WHAT IS ASKED>
[A] List each distinct username that heads a post in the Gluck forum thread.
[B] Continue the Gluck forum thread from the point where it stops.

>> Begin TEXT SECTION

# Somewhat Obscure Composers 2: Gluck



## science (Oct 14, 2010)

What are your favorite works by this composer? Feel free to recommend works alone, or specific recordings!

Thanks very much.


----------



## Huilunsoittaja (Apr 6, 2010)

Andante and Dance of the Blessed Spirits from _Orpheus_. It's arranged into a flute solo which I did many years ago. Very lovely.


----------



## StlukesguildOhio (Dec 25, 2006)




----------



## CTCarter (Aug 28, 2006)

I listened to a recording of "Echo et Narcisse" a couple of years ago. This was his last Paris opera and was staged in 1779. I don't believe it was very successful, and Gluck left Paris for good after that. The music accompanying pantomime, entrees, and ballet sequences in this opera, and mandatory as well in Gluck's other French operas, is pleasing, lovely, and continues in the tradition of Rameau.


----------



## StlukesguildOhio (Dec 25, 2006)

>> End TEXT SECTION
>> Begin DATA ENTRIES

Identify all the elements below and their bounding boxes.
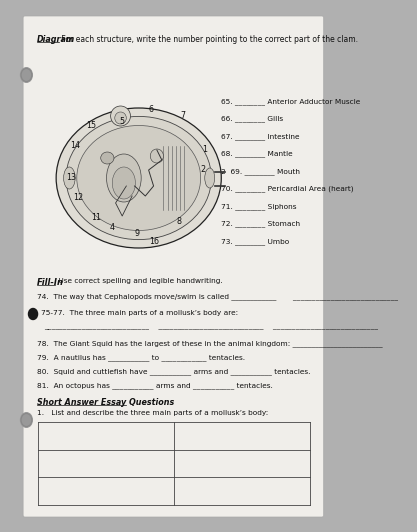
- Text: 70. ________ Pericardial Area (heart): 70. ________ Pericardial Area (heart): [221, 186, 354, 192]
- Text: 74.  The way that Cephalopods move/swim is called ____________       ___________: 74. The way that Cephalopods move/swim i…: [37, 293, 398, 300]
- Text: 4: 4: [110, 223, 115, 232]
- Text: Diagram: Diagram: [37, 35, 75, 44]
- Text: 66. ________ Gills: 66. ________ Gills: [221, 115, 284, 122]
- Text: 2  69. ________ Mouth: 2 69. ________ Mouth: [221, 168, 300, 174]
- Ellipse shape: [150, 149, 163, 163]
- Text: For each structure, write the number pointing to the correct part of the clam.: For each structure, write the number poi…: [59, 35, 358, 44]
- Text: 1: 1: [202, 145, 207, 154]
- Ellipse shape: [112, 167, 136, 199]
- Ellipse shape: [77, 126, 201, 230]
- Text: Short Answer Essay Questions: Short Answer Essay Questions: [37, 398, 174, 407]
- Text: 68. ________ Mantle: 68. ________ Mantle: [221, 151, 293, 157]
- Text: 72. ________ Stomach: 72. ________ Stomach: [221, 220, 300, 227]
- Text: 65. ________ Anterior Adductor Muscle: 65. ________ Anterior Adductor Muscle: [221, 98, 361, 105]
- Ellipse shape: [111, 106, 131, 126]
- Circle shape: [28, 309, 38, 320]
- Ellipse shape: [56, 108, 221, 248]
- Ellipse shape: [63, 167, 75, 189]
- Ellipse shape: [101, 152, 114, 164]
- Text: ____________________________    ____________________________    ________________: ____________________________ ___________…: [44, 323, 378, 329]
- Ellipse shape: [66, 117, 211, 239]
- Text: 79.  A nautilus has ___________ to ____________ tentacles.: 79. A nautilus has ___________ to ______…: [37, 354, 245, 361]
- Text: Use correct spelling and legible handwriting.: Use correct spelling and legible handwri…: [56, 278, 223, 284]
- Text: 67. ________ Intestine: 67. ________ Intestine: [221, 133, 300, 140]
- Text: 7: 7: [181, 112, 186, 121]
- Text: 13: 13: [66, 173, 76, 182]
- Text: 6: 6: [148, 105, 153, 114]
- Text: 9: 9: [135, 229, 140, 238]
- Ellipse shape: [115, 112, 126, 124]
- Text: 75-77.  The three main parts of a mollusk’s body are:: 75-77. The three main parts of a mollusk…: [41, 310, 239, 316]
- Text: 12: 12: [73, 194, 83, 203]
- Text: 1.   List and describe the three main parts of a mollusk’s body:: 1. List and describe the three main part…: [37, 410, 269, 416]
- Circle shape: [20, 412, 33, 428]
- Ellipse shape: [205, 168, 215, 188]
- Text: 71. ________ Siphons: 71. ________ Siphons: [221, 203, 297, 210]
- Text: 81.  An octopus has ___________ arms and ___________ tentacles.: 81. An octopus has ___________ arms and …: [37, 382, 273, 389]
- Text: 2: 2: [201, 165, 206, 174]
- Text: 14: 14: [70, 142, 80, 151]
- Text: 11: 11: [91, 213, 101, 222]
- Text: 73. ________ Umbo: 73. ________ Umbo: [221, 238, 289, 245]
- Text: Fill-In: Fill-In: [37, 278, 64, 287]
- Text: 16: 16: [149, 237, 159, 246]
- FancyBboxPatch shape: [23, 16, 324, 517]
- Circle shape: [20, 67, 33, 83]
- Text: 5: 5: [120, 118, 125, 127]
- Text: 15: 15: [86, 121, 96, 130]
- Text: 8: 8: [177, 218, 182, 227]
- Text: 78.  The Giant Squid has the largest of these in the animal kingdom: ___________: 78. The Giant Squid has the largest of t…: [37, 340, 383, 347]
- Text: 80.  Squid and cuttlefish have ___________ arms and ___________ tentacles.: 80. Squid and cuttlefish have __________…: [37, 368, 311, 375]
- Ellipse shape: [106, 154, 141, 202]
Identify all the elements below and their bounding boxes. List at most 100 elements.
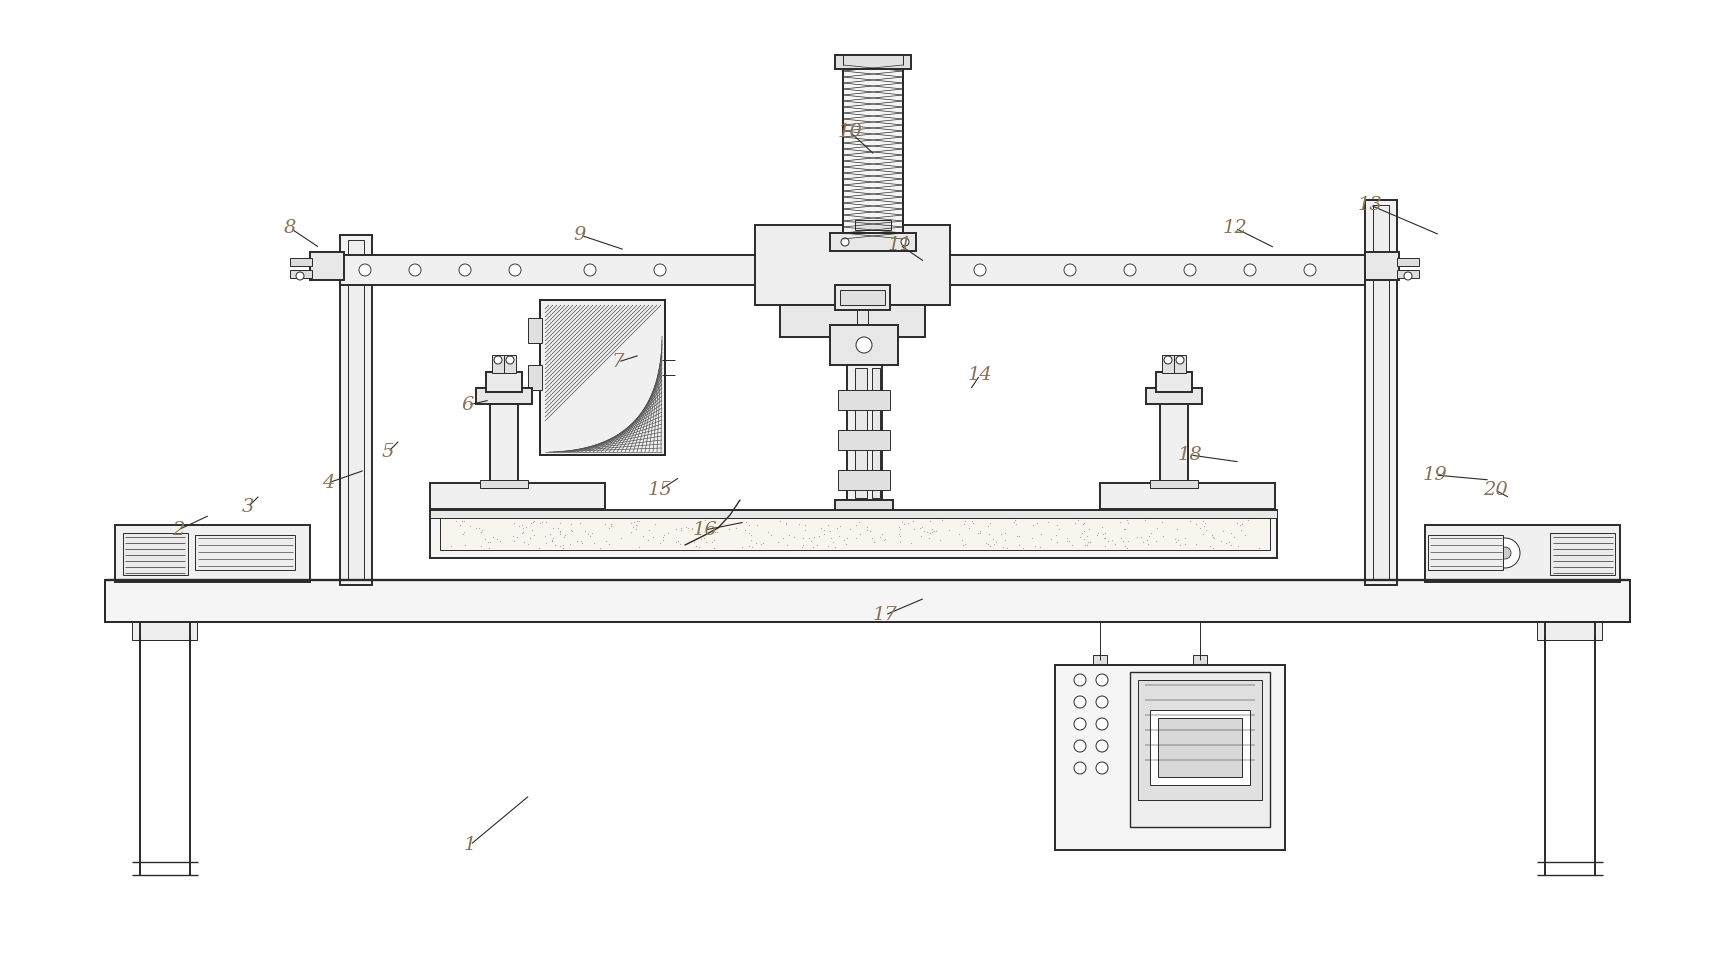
Bar	[847, 365, 881, 505]
Bar	[340, 255, 1365, 285]
Text: 2: 2	[172, 521, 184, 539]
Bar	[481, 480, 527, 488]
Text: 17: 17	[873, 606, 897, 624]
Circle shape	[973, 264, 985, 276]
Bar	[1138, 680, 1261, 800]
Circle shape	[1074, 696, 1086, 708]
Bar	[430, 510, 1277, 518]
Bar	[855, 368, 868, 498]
Bar	[1156, 372, 1192, 392]
Circle shape	[409, 264, 422, 276]
Bar	[1162, 355, 1175, 373]
Text: 3: 3	[241, 498, 255, 516]
Bar	[290, 270, 312, 278]
Bar	[1397, 270, 1419, 278]
Text: 19: 19	[1423, 466, 1447, 484]
Bar	[829, 325, 899, 365]
Text: 11: 11	[888, 236, 913, 254]
Bar	[106, 580, 1629, 622]
Bar	[540, 300, 665, 455]
Bar	[1372, 205, 1390, 580]
Text: 18: 18	[1178, 446, 1202, 464]
Text: 9: 9	[574, 226, 586, 244]
Bar	[527, 318, 541, 343]
Bar	[835, 55, 911, 69]
Circle shape	[1074, 762, 1086, 774]
Circle shape	[1097, 740, 1109, 752]
Circle shape	[1074, 718, 1086, 730]
Bar	[475, 388, 533, 404]
Bar	[873, 368, 880, 498]
Circle shape	[1176, 356, 1183, 364]
Circle shape	[1064, 264, 1076, 276]
Bar	[843, 65, 902, 233]
Circle shape	[508, 264, 520, 276]
Text: 15: 15	[647, 481, 673, 499]
Circle shape	[507, 356, 514, 364]
Circle shape	[1097, 762, 1109, 774]
Bar	[781, 305, 925, 337]
Bar	[1397, 258, 1419, 266]
Bar	[1150, 710, 1249, 785]
Text: 4: 4	[321, 474, 335, 492]
Bar	[311, 252, 344, 280]
Bar	[540, 300, 665, 455]
Bar	[123, 533, 187, 575]
Bar	[489, 400, 519, 485]
Circle shape	[855, 337, 873, 353]
Bar	[838, 470, 890, 490]
Bar	[290, 258, 312, 266]
Bar	[1150, 480, 1197, 488]
Bar	[1428, 535, 1503, 570]
Circle shape	[585, 264, 597, 276]
Circle shape	[1305, 264, 1317, 276]
Bar	[1549, 533, 1615, 575]
Bar	[1055, 665, 1286, 850]
Bar	[1147, 388, 1202, 404]
Circle shape	[654, 264, 666, 276]
Bar	[486, 372, 522, 392]
Circle shape	[359, 264, 371, 276]
Text: 7: 7	[612, 353, 625, 371]
Bar	[1161, 400, 1188, 485]
Bar	[1537, 622, 1601, 640]
Text: 8: 8	[285, 219, 297, 237]
Bar	[1093, 655, 1107, 665]
Text: 10: 10	[838, 123, 862, 141]
Bar	[1424, 525, 1620, 582]
Circle shape	[900, 238, 909, 246]
Circle shape	[1183, 264, 1195, 276]
Bar	[835, 285, 890, 310]
Circle shape	[297, 272, 304, 280]
Circle shape	[1490, 538, 1520, 568]
Circle shape	[224, 547, 236, 559]
Bar	[1129, 672, 1270, 827]
Circle shape	[215, 538, 245, 568]
Text: 5: 5	[382, 443, 394, 461]
Circle shape	[1499, 547, 1511, 559]
Circle shape	[1404, 272, 1412, 280]
Bar	[430, 510, 1277, 558]
Bar	[1194, 655, 1208, 665]
Text: 1: 1	[463, 836, 475, 854]
Circle shape	[841, 238, 848, 246]
Bar	[835, 500, 894, 522]
Bar	[1157, 718, 1242, 777]
Circle shape	[814, 264, 826, 276]
Circle shape	[1097, 674, 1109, 686]
Circle shape	[460, 264, 470, 276]
Text: 12: 12	[1223, 219, 1247, 237]
Bar	[840, 290, 885, 305]
Bar	[1100, 483, 1275, 511]
Text: 6: 6	[462, 396, 474, 414]
Bar	[194, 535, 295, 570]
Bar	[503, 355, 515, 373]
Bar	[1365, 252, 1398, 280]
Bar	[755, 225, 951, 305]
Text: 20: 20	[1483, 481, 1508, 499]
Bar	[132, 622, 198, 640]
Circle shape	[1074, 674, 1086, 686]
Bar	[430, 508, 606, 520]
Text: 14: 14	[968, 366, 992, 384]
Circle shape	[494, 356, 501, 364]
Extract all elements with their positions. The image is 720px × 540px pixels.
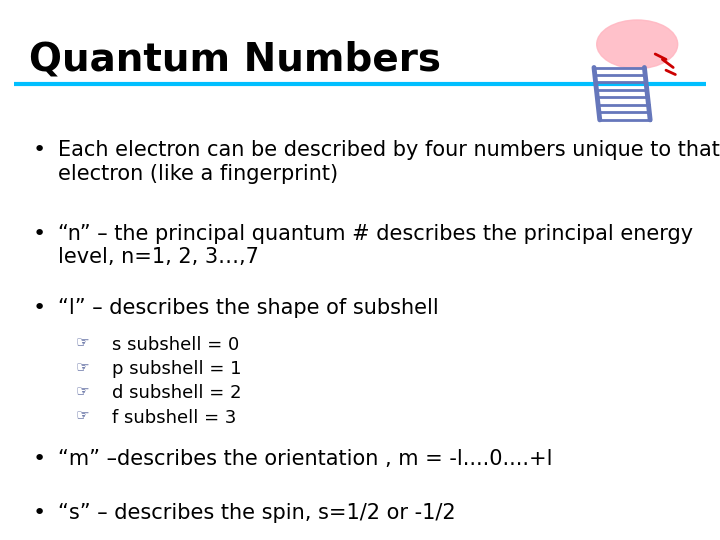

>> End DATA ENTRIES

RESULTS IN ORDER>
[A] science, Huilunsoittaja, StlukesguildOhio, CTCarter

[B]
I never think of Gluck in the tradition of Rameau... not that I dislike Rameau... but rather pointing more away from the worst excesses of virtuosity superfluous display of the Baroque and more toward the classical clarity, simplicity, and drama of Mozart and later composers... (even Wagner!) in the manner in which he took opera back from the egotistical singers and their desire for nothing but vocal pyrotechnics... and focused again on the opera as a whole... the music as a means of conveying the drama. With Gluck the orchestra is fully an equal to the singers:






I wish I had the John Eliot Gardiner recording of this... but Oh well... Furtwangler is no slouch.

Such classical clarity and simplicity:


----------



## CTCarter (Aug 28, 2006)

Yes, clarity and simplicity - words so fitting to the classic period. No, Gluck was not a Frenchman and it would be wrong to say he came from that tradition. The tradition I suppose he may have been observing was the necessity of adding dance to please the public.


----------



## HarpsichordConcerto (Jan 1, 2010)

Good thread. Not often do we see Christoph Willibald Gluck (1714 - 1787) get much of a mention. He was a fine opera composer, did his best to reform the old opera seria as part of the younger generation of opera composers. (Though Handel reportedly said that Gluck "... _knew no more of contrapunctus than mein cook_", referring to Handel's own cook).

I second the list above by member StLukesGuildOhio (post #3), and I have them all except my version of _Iphigenie en Tauride _ is played by Boston Baroque (on period instruments).


----------



## HarpsichordConcerto (Jan 1, 2010)

Gluck was certainly not a Baroque composer in the style of his music.


----------



## CTCarter (Aug 28, 2006)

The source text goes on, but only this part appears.